Short task:
Pictures stay out of your copy, but everything else in the records below must be repeated exactly.

═════ Items

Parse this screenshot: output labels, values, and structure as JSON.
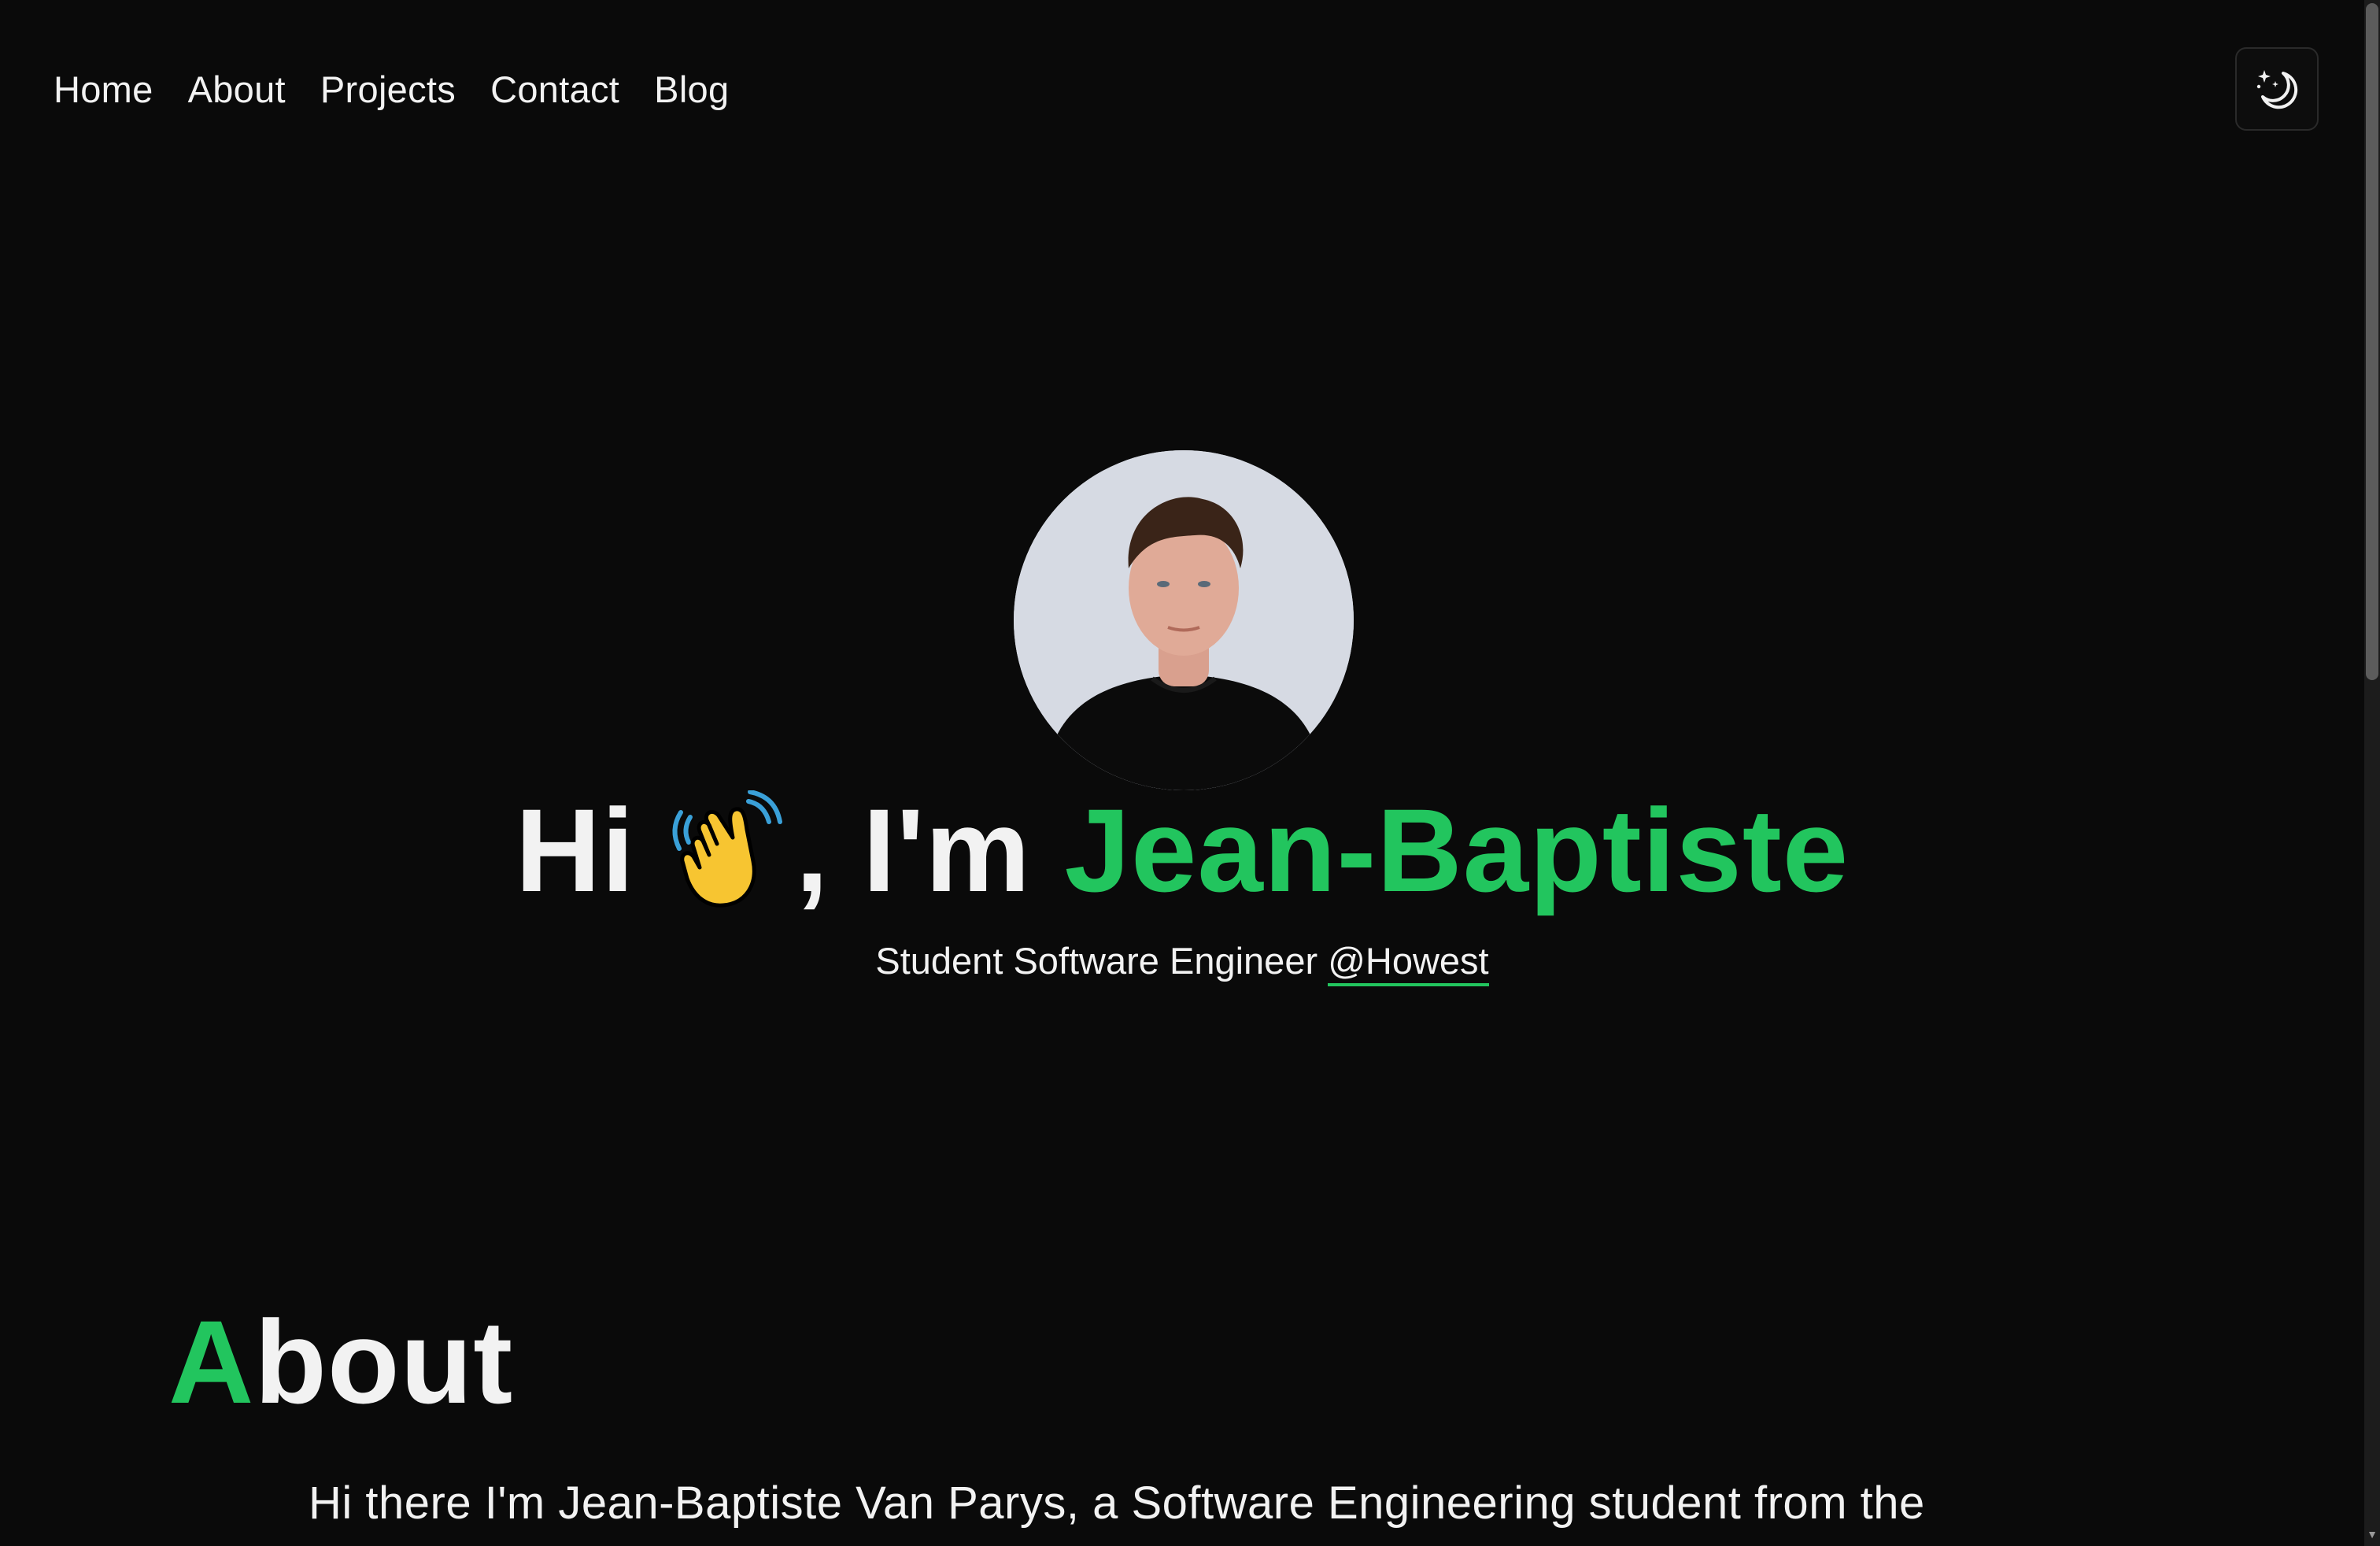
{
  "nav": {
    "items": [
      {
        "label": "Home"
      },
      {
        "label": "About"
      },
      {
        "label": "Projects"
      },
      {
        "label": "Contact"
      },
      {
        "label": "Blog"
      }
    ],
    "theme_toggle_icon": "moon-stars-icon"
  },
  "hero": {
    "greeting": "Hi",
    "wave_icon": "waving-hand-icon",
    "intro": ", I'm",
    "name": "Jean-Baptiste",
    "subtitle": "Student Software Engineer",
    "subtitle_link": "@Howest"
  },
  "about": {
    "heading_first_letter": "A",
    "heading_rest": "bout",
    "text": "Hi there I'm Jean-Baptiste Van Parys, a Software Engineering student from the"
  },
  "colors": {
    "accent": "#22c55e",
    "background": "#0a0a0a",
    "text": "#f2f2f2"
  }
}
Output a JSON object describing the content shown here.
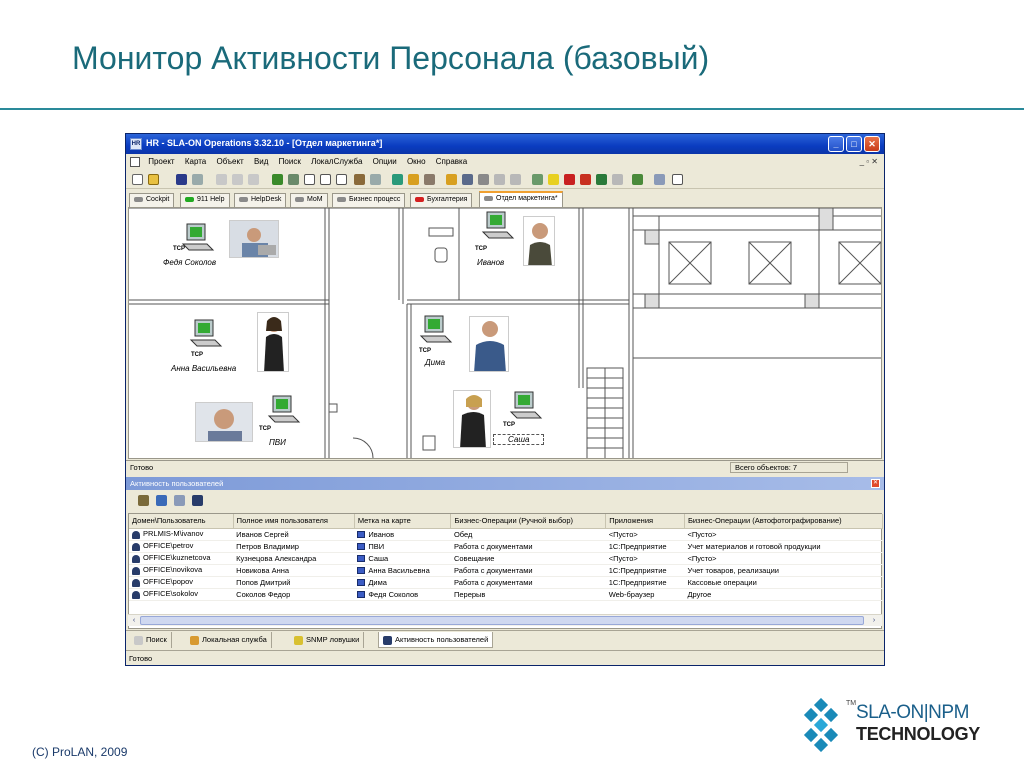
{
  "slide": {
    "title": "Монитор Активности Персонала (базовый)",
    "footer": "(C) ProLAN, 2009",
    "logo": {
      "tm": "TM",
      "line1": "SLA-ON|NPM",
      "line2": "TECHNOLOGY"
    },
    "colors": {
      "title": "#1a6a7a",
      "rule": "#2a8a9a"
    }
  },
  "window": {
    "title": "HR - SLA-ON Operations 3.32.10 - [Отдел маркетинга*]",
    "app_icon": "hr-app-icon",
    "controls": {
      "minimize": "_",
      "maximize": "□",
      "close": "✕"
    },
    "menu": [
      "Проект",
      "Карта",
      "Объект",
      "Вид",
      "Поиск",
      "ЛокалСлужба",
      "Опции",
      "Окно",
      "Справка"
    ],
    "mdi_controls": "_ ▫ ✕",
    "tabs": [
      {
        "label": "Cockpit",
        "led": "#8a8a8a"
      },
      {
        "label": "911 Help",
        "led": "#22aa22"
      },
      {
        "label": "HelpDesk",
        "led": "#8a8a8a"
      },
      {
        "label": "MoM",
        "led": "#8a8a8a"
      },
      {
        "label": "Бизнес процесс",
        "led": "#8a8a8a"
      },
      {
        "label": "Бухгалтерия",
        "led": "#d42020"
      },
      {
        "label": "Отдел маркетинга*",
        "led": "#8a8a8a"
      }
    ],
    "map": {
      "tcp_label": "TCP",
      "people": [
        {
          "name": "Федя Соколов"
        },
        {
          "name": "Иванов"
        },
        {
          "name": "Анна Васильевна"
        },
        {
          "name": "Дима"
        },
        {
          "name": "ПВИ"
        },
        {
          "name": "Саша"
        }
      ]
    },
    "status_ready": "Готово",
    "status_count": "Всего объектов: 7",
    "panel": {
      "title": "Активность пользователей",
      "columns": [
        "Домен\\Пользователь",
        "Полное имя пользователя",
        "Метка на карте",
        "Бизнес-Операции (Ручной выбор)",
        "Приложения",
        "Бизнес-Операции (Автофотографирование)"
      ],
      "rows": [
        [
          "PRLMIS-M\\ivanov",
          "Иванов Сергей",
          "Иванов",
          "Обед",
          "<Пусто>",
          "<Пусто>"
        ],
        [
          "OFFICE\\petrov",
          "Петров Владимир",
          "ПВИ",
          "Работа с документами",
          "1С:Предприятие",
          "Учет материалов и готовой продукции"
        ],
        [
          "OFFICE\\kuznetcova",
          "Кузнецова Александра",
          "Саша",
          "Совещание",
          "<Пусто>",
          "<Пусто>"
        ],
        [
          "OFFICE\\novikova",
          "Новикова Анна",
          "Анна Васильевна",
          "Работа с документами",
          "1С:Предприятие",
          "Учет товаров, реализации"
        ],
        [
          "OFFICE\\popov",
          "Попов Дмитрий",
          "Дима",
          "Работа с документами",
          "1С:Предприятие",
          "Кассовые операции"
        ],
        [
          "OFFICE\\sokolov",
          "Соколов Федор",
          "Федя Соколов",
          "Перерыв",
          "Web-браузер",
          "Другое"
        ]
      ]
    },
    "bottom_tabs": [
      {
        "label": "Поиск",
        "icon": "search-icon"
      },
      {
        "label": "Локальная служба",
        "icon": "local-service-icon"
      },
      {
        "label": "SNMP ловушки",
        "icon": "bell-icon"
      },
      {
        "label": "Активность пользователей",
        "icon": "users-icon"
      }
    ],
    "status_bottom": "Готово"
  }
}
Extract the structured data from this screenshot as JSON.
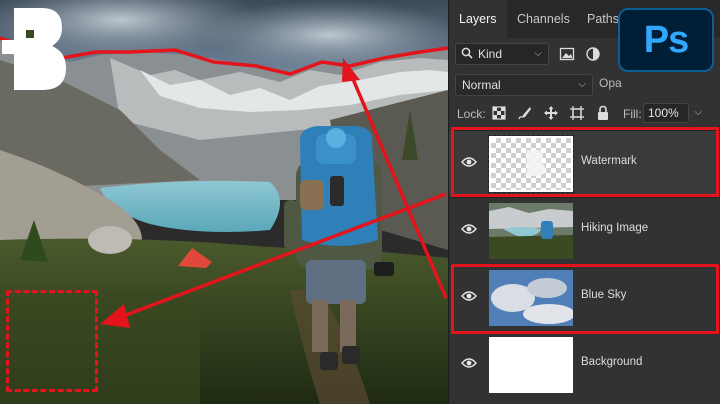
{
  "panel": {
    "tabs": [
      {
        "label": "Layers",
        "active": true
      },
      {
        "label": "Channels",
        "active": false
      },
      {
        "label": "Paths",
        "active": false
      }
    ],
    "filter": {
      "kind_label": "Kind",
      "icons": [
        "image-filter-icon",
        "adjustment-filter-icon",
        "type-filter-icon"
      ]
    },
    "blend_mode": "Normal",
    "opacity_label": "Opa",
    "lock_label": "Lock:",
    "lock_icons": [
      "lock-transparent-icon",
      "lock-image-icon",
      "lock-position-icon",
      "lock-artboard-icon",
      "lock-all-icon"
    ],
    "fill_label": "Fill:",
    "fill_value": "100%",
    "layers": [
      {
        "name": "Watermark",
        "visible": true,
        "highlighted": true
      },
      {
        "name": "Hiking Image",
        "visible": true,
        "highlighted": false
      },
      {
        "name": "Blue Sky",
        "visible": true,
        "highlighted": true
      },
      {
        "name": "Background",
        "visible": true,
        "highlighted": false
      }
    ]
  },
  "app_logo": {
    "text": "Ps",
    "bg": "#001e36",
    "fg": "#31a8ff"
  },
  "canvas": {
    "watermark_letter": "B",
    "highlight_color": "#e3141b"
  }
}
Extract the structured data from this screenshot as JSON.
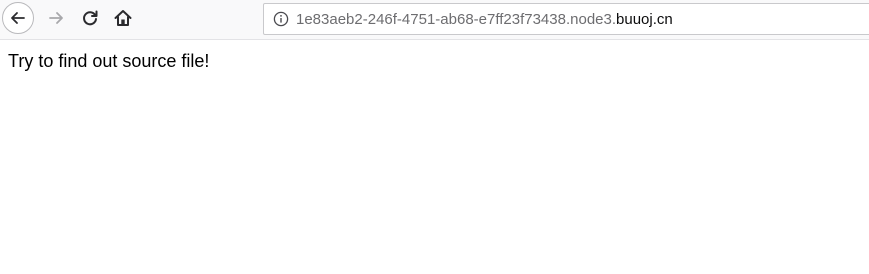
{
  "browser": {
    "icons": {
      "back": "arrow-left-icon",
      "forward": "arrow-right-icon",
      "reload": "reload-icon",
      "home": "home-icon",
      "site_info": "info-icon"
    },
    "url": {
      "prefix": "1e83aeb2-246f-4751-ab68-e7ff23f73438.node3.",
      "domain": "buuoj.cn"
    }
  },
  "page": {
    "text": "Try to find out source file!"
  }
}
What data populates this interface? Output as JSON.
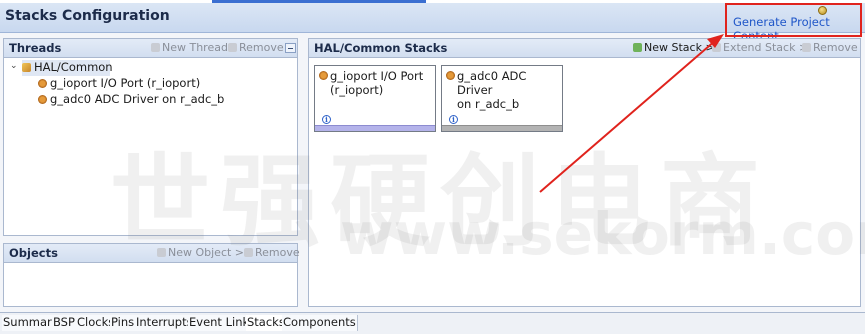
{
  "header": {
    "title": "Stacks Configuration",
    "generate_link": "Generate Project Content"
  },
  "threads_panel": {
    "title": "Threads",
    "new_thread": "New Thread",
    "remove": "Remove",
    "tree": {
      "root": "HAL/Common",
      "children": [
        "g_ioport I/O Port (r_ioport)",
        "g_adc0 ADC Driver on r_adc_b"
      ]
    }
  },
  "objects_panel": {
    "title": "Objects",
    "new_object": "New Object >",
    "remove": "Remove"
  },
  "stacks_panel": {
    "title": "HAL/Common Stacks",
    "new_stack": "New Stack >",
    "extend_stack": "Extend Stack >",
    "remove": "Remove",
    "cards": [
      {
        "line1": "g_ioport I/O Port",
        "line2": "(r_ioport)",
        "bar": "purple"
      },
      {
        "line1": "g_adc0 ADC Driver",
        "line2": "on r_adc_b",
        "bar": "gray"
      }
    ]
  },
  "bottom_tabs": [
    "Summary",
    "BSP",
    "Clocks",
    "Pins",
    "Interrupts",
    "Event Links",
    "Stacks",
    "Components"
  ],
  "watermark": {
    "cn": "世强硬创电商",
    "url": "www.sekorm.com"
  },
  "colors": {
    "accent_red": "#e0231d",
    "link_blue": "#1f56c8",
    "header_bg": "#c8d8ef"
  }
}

══════════

Final result:
Parse this screenshot: output labels, values, and structure as JSON.
{
  "nav": {
    "items": [
      {
        "label": "Home"
      },
      {
        "label": "About"
      },
      {
        "label": "Projects"
      },
      {
        "label": "Contact"
      },
      {
        "label": "Blog"
      }
    ],
    "theme_toggle_icon": "moon-stars-icon"
  },
  "hero": {
    "greeting": "Hi",
    "wave_icon": "waving-hand-icon",
    "intro": ", I'm",
    "name": "Jean-Baptiste",
    "subtitle": "Student Software Engineer",
    "subtitle_link": "@Howest"
  },
  "about": {
    "heading_first_letter": "A",
    "heading_rest": "bout",
    "text": "Hi there I'm Jean-Baptiste Van Parys, a Software Engineering student from the"
  },
  "colors": {
    "accent": "#22c55e",
    "background": "#0a0a0a",
    "text": "#f2f2f2"
  }
}
Output a JSON object describing the content shown here.
{
  "slide": {
    "title": "Монитор Активности Персонала (базовый)",
    "footer": "(C) ProLAN, 2009",
    "logo": {
      "tm": "TM",
      "line1": "SLA-ON|NPM",
      "line2": "TECHNOLOGY"
    },
    "colors": {
      "title": "#1a6a7a",
      "rule": "#2a8a9a"
    }
  },
  "window": {
    "title": "HR - SLA-ON Operations 3.32.10 - [Отдел маркетинга*]",
    "app_icon": "hr-app-icon",
    "controls": {
      "minimize": "_",
      "maximize": "□",
      "close": "✕"
    },
    "menu": [
      "Проект",
      "Карта",
      "Объект",
      "Вид",
      "Поиск",
      "ЛокалСлужба",
      "Опции",
      "Окно",
      "Справка"
    ],
    "mdi_controls": "_ ▫ ✕",
    "tabs": [
      {
        "label": "Cockpit",
        "led": "#8a8a8a"
      },
      {
        "label": "911 Help",
        "led": "#22aa22"
      },
      {
        "label": "HelpDesk",
        "led": "#8a8a8a"
      },
      {
        "label": "MoM",
        "led": "#8a8a8a"
      },
      {
        "label": "Бизнес процесс",
        "led": "#8a8a8a"
      },
      {
        "label": "Бухгалтерия",
        "led": "#d42020"
      },
      {
        "label": "Отдел маркетинга*",
        "led": "#8a8a8a"
      }
    ],
    "map": {
      "tcp_label": "TCP",
      "people": [
        {
          "name": "Федя Соколов"
        },
        {
          "name": "Иванов"
        },
        {
          "name": "Анна Васильевна"
        },
        {
          "name": "Дима"
        },
        {
          "name": "ПВИ"
        },
        {
          "name": "Саша"
        }
      ]
    },
    "status_ready": "Готово",
    "status_count": "Всего объектов: 7",
    "panel": {
      "title": "Активность пользователей",
      "columns": [
        "Домен\\Пользователь",
        "Полное имя пользователя",
        "Метка на карте",
        "Бизнес-Операции (Ручной выбор)",
        "Приложения",
        "Бизнес-Операции (Автофотографирование)"
      ],
      "rows": [
        [
          "PRLMIS-M\\ivanov",
          "Иванов Сергей",
          "Иванов",
          "Обед",
          "<Пусто>",
          "<Пусто>"
        ],
        [
          "OFFICE\\petrov",
          "Петров Владимир",
          "ПВИ",
          "Работа с документами",
          "1С:Предприятие",
          "Учет материалов и готовой продукции"
        ],
        [
          "OFFICE\\kuznetcova",
          "Кузнецова Александра",
          "Саша",
          "Совещание",
          "<Пусто>",
          "<Пусто>"
        ],
        [
          "OFFICE\\novikova",
          "Новикова Анна",
          "Анна Васильевна",
          "Работа с документами",
          "1С:Предприятие",
          "Учет товаров, реализации"
        ],
        [
          "OFFICE\\popov",
          "Попов Дмитрий",
          "Дима",
          "Работа с документами",
          "1С:Предприятие",
          "Кассовые операции"
        ],
        [
          "OFFICE\\sokolov",
          "Соколов Федор",
          "Федя Соколов",
          "Перерыв",
          "Web-браузер",
          "Другое"
        ]
      ]
    },
    "bottom_tabs": [
      {
        "label": "Поиск",
        "icon": "search-icon"
      },
      {
        "label": "Локальная служба",
        "icon": "local-service-icon"
      },
      {
        "label": "SNMP ловушки",
        "icon": "bell-icon"
      },
      {
        "label": "Активность пользователей",
        "icon": "users-icon"
      }
    ],
    "status_bottom": "Готово"
  }
}
Extract the structured data from this screenshot as JSON.
{
  "panel": {
    "tabs": [
      {
        "label": "Layers",
        "active": true
      },
      {
        "label": "Channels",
        "active": false
      },
      {
        "label": "Paths",
        "active": false
      }
    ],
    "filter": {
      "kind_label": "Kind",
      "icons": [
        "image-filter-icon",
        "adjustment-filter-icon",
        "type-filter-icon"
      ]
    },
    "blend_mode": "Normal",
    "opacity_label": "Opa",
    "lock_label": "Lock:",
    "lock_icons": [
      "lock-transparent-icon",
      "lock-image-icon",
      "lock-position-icon",
      "lock-artboard-icon",
      "lock-all-icon"
    ],
    "fill_label": "Fill:",
    "fill_value": "100%",
    "layers": [
      {
        "name": "Watermark",
        "visible": true,
        "highlighted": true
      },
      {
        "name": "Hiking Image",
        "visible": true,
        "highlighted": false
      },
      {
        "name": "Blue Sky",
        "visible": true,
        "highlighted": true
      },
      {
        "name": "Background",
        "visible": true,
        "highlighted": false
      }
    ]
  },
  "app_logo": {
    "text": "Ps",
    "bg": "#001e36",
    "fg": "#31a8ff"
  },
  "canvas": {
    "watermark_letter": "B",
    "highlight_color": "#e3141b"
  }
}
Extract the structured data from this screenshot as JSON.
{
  "browser": {
    "icons": {
      "back": "arrow-left-icon",
      "forward": "arrow-right-icon",
      "reload": "reload-icon",
      "home": "home-icon",
      "site_info": "info-icon"
    },
    "url": {
      "prefix": "1e83aeb2-246f-4751-ab68-e7ff23f73438.node3.",
      "domain": "buuoj.cn"
    }
  },
  "page": {
    "text": "Try to find out source file!"
  }
}
What data populates this interface? Output as JSON.
{
  "header": {
    "title": "Stacks Configuration",
    "generate_link": "Generate Project Content"
  },
  "threads_panel": {
    "title": "Threads",
    "new_thread": "New Thread",
    "remove": "Remove",
    "tree": {
      "root": "HAL/Common",
      "children": [
        "g_ioport I/O Port (r_ioport)",
        "g_adc0 ADC Driver on r_adc_b"
      ]
    }
  },
  "objects_panel": {
    "title": "Objects",
    "new_object": "New Object >",
    "remove": "Remove"
  },
  "stacks_panel": {
    "title": "HAL/Common Stacks",
    "new_stack": "New Stack >",
    "extend_stack": "Extend Stack >",
    "remove": "Remove",
    "cards": [
      {
        "line1": "g_ioport I/O Port",
        "line2": "(r_ioport)",
        "bar": "purple"
      },
      {
        "line1": "g_adc0 ADC Driver",
        "line2": "on r_adc_b",
        "bar": "gray"
      }
    ]
  },
  "bottom_tabs": [
    "Summary",
    "BSP",
    "Clocks",
    "Pins",
    "Interrupts",
    "Event Links",
    "Stacks",
    "Components"
  ],
  "watermark": {
    "cn": "世强硬创电商",
    "url": "www.sekorm.com"
  },
  "colors": {
    "accent_red": "#e0231d",
    "link_blue": "#1f56c8",
    "header_bg": "#c8d8ef"
  }
}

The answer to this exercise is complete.